— Begin —
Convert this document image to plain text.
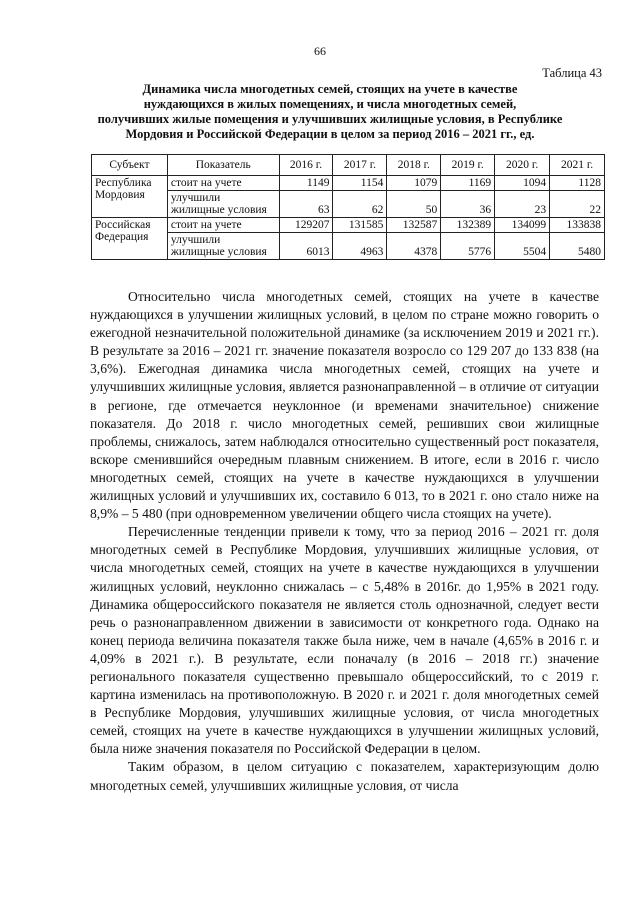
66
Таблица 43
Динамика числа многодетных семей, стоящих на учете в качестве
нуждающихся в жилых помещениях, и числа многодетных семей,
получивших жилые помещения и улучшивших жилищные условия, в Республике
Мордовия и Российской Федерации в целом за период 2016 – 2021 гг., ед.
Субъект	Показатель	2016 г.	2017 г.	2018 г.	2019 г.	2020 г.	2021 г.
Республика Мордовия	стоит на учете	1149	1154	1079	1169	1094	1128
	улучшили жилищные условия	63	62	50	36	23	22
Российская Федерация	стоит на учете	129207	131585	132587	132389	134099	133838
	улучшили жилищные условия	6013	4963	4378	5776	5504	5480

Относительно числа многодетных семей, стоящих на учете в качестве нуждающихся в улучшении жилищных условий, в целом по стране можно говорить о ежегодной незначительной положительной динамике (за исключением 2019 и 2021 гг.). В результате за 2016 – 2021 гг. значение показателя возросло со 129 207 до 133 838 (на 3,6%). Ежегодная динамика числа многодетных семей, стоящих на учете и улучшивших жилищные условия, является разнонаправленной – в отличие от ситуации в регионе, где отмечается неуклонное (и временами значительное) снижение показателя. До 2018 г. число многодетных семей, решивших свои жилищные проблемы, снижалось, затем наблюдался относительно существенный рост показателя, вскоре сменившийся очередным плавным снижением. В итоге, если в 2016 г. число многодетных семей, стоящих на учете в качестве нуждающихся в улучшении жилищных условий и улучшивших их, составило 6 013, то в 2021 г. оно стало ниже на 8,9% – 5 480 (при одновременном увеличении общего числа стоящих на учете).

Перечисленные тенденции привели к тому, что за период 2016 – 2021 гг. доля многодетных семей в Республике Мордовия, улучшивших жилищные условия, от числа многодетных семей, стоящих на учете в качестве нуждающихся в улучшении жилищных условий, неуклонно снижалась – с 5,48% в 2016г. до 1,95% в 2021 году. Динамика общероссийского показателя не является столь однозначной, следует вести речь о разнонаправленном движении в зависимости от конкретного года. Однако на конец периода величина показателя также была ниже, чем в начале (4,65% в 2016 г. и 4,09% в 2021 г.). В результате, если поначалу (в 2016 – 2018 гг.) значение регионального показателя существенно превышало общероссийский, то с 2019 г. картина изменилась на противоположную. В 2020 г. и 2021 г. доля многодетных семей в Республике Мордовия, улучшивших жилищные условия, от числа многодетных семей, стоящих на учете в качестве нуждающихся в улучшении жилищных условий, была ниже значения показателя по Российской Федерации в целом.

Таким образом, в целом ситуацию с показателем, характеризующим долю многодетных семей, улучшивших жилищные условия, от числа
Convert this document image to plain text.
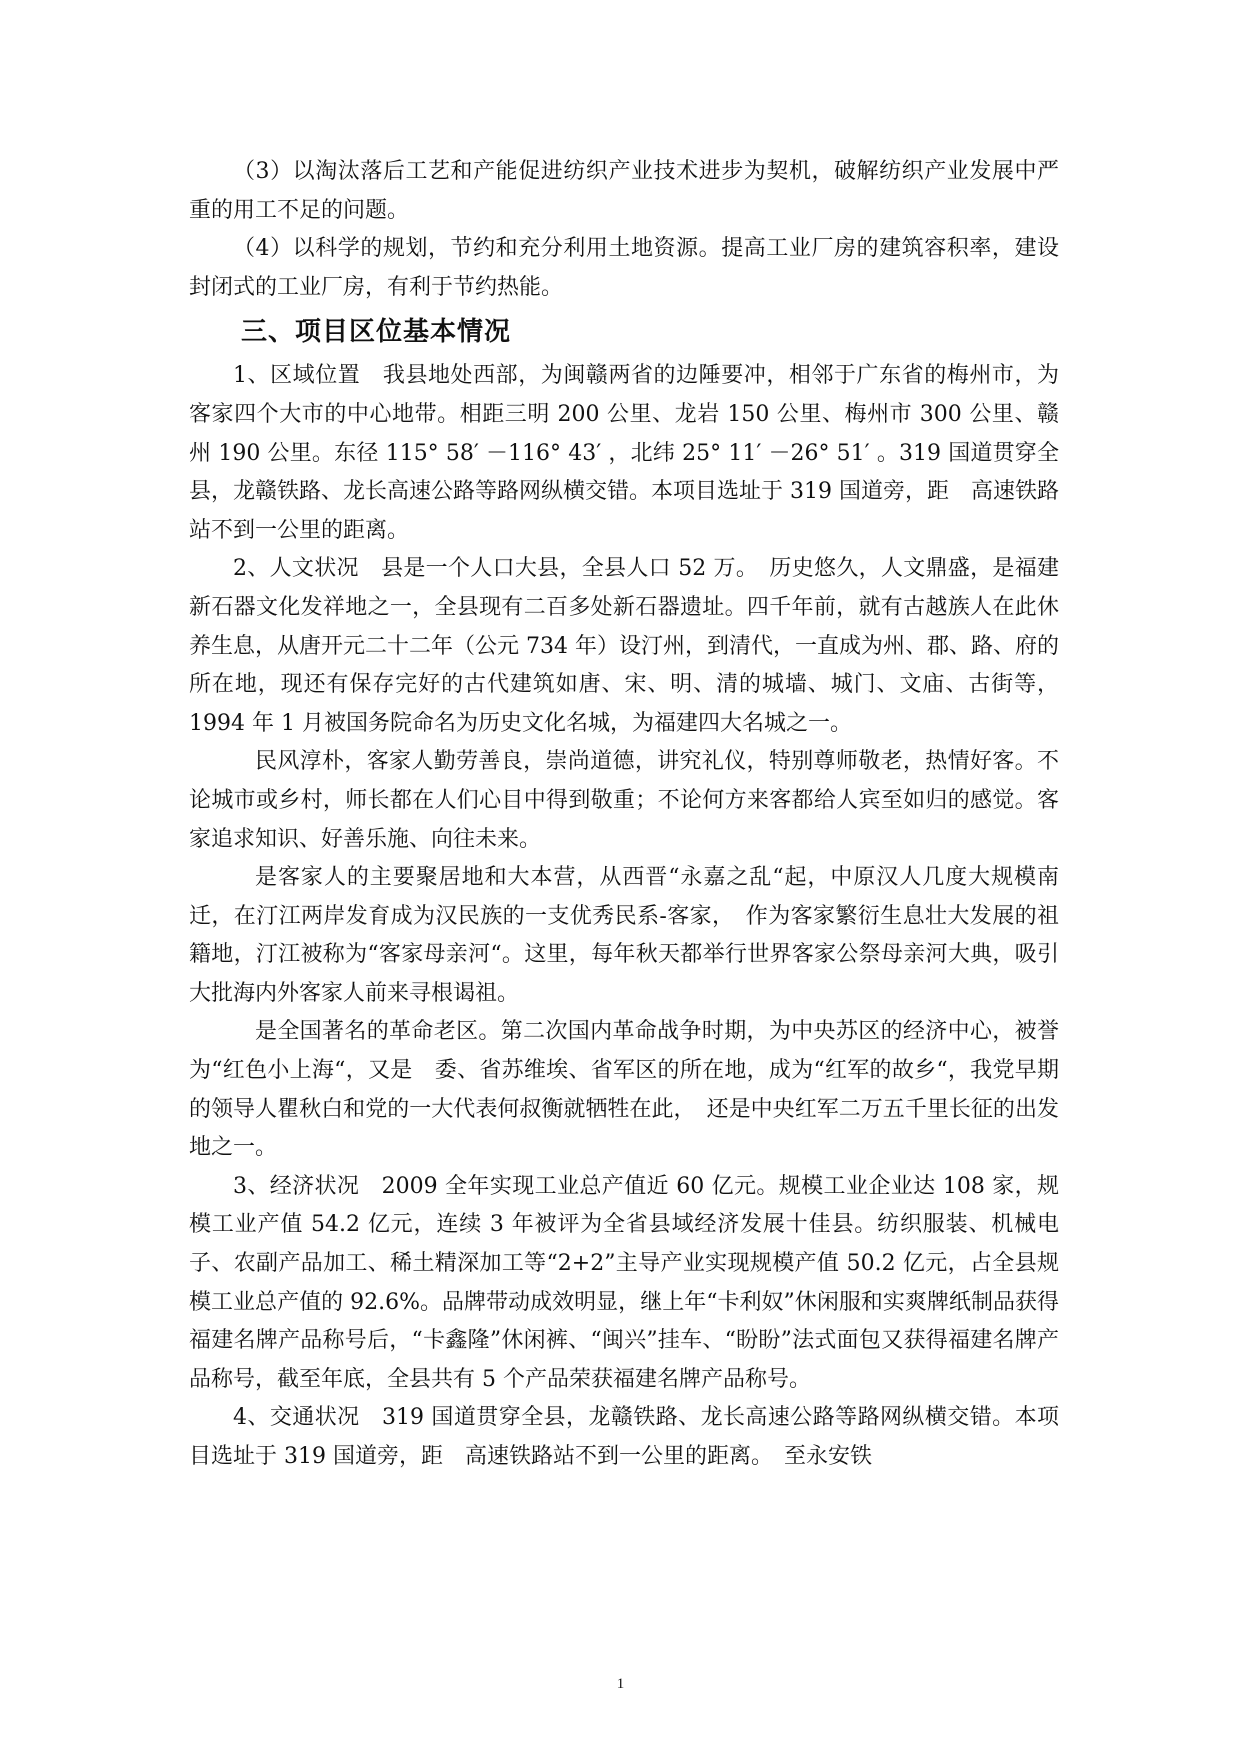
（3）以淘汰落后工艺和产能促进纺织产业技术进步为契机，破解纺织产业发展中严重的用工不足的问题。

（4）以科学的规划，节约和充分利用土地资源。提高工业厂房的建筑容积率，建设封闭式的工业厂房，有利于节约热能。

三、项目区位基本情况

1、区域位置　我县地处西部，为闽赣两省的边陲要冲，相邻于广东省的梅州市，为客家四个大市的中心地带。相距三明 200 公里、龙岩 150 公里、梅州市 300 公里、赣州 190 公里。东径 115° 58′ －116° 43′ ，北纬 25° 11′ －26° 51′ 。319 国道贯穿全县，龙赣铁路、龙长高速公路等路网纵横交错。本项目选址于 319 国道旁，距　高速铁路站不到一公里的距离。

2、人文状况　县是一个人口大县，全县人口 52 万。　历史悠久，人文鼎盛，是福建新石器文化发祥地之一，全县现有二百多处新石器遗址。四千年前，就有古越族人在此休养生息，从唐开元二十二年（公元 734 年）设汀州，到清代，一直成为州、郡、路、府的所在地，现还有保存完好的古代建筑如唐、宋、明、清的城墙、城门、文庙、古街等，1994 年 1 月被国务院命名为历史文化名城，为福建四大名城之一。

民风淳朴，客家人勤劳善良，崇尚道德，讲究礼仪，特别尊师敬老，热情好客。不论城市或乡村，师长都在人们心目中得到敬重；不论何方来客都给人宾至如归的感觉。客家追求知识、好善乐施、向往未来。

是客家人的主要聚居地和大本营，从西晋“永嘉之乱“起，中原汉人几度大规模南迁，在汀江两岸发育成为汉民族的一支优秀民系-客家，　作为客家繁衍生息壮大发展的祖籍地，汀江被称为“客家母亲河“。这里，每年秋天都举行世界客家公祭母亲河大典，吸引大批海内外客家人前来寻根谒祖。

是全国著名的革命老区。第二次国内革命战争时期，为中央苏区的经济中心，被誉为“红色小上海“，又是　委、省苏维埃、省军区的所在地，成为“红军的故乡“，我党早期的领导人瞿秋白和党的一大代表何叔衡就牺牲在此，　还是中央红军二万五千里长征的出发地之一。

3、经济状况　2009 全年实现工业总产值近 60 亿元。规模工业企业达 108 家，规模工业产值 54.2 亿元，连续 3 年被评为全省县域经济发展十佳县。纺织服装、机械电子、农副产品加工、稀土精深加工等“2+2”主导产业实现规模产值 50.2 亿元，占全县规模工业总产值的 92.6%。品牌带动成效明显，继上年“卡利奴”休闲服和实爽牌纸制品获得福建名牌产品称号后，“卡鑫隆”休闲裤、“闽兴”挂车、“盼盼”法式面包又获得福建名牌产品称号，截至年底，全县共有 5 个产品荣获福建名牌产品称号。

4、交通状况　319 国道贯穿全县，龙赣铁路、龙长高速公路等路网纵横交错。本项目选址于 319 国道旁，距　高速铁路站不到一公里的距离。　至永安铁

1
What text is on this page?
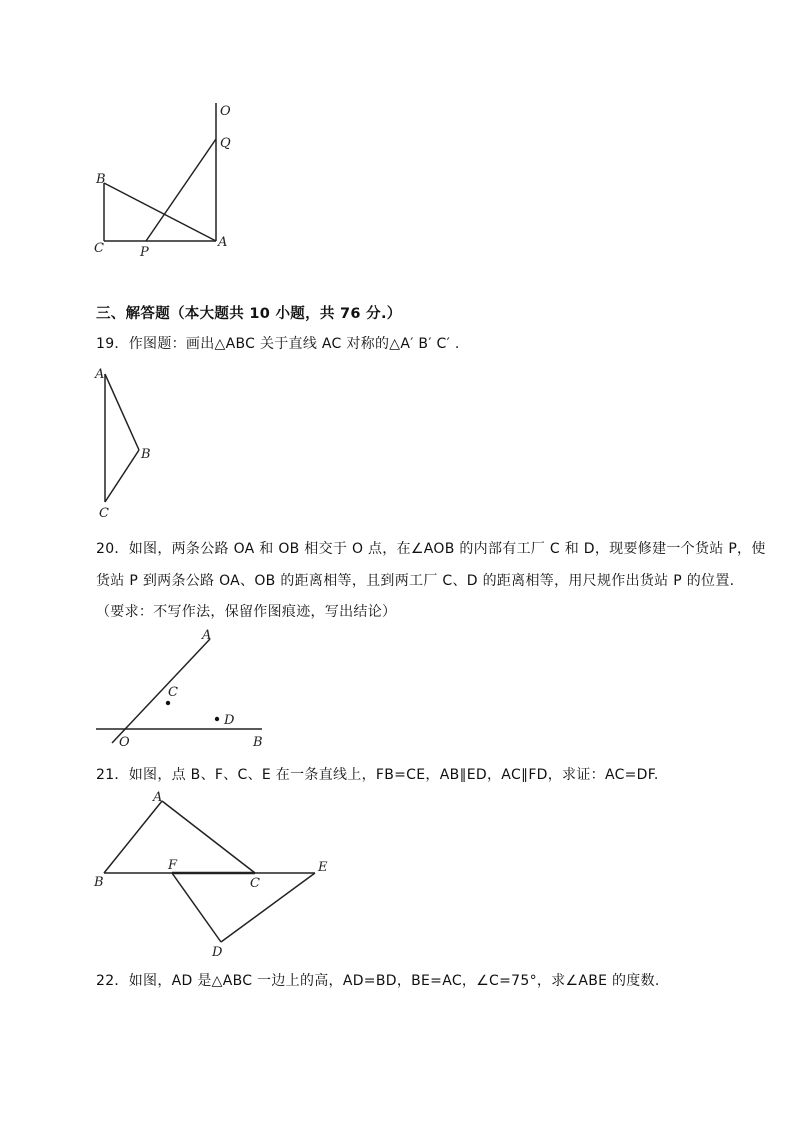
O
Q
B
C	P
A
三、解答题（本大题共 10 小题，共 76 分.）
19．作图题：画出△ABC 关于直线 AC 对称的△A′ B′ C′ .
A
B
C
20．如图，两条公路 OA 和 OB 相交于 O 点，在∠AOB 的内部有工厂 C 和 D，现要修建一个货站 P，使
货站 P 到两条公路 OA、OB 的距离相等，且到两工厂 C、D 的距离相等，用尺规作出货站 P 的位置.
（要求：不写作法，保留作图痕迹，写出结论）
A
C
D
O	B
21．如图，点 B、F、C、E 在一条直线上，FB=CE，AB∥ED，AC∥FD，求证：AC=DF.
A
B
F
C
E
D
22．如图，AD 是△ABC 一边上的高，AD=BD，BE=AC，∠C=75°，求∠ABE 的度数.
— End —
[Exercise goal] Show all lines in the entries above where the string "улучшили" appears.

[Full response]
	улучшили жилищные условия	63	62	50	36	23	22
	улучшили жилищные условия	6013	4963	4378	5776	5504	5480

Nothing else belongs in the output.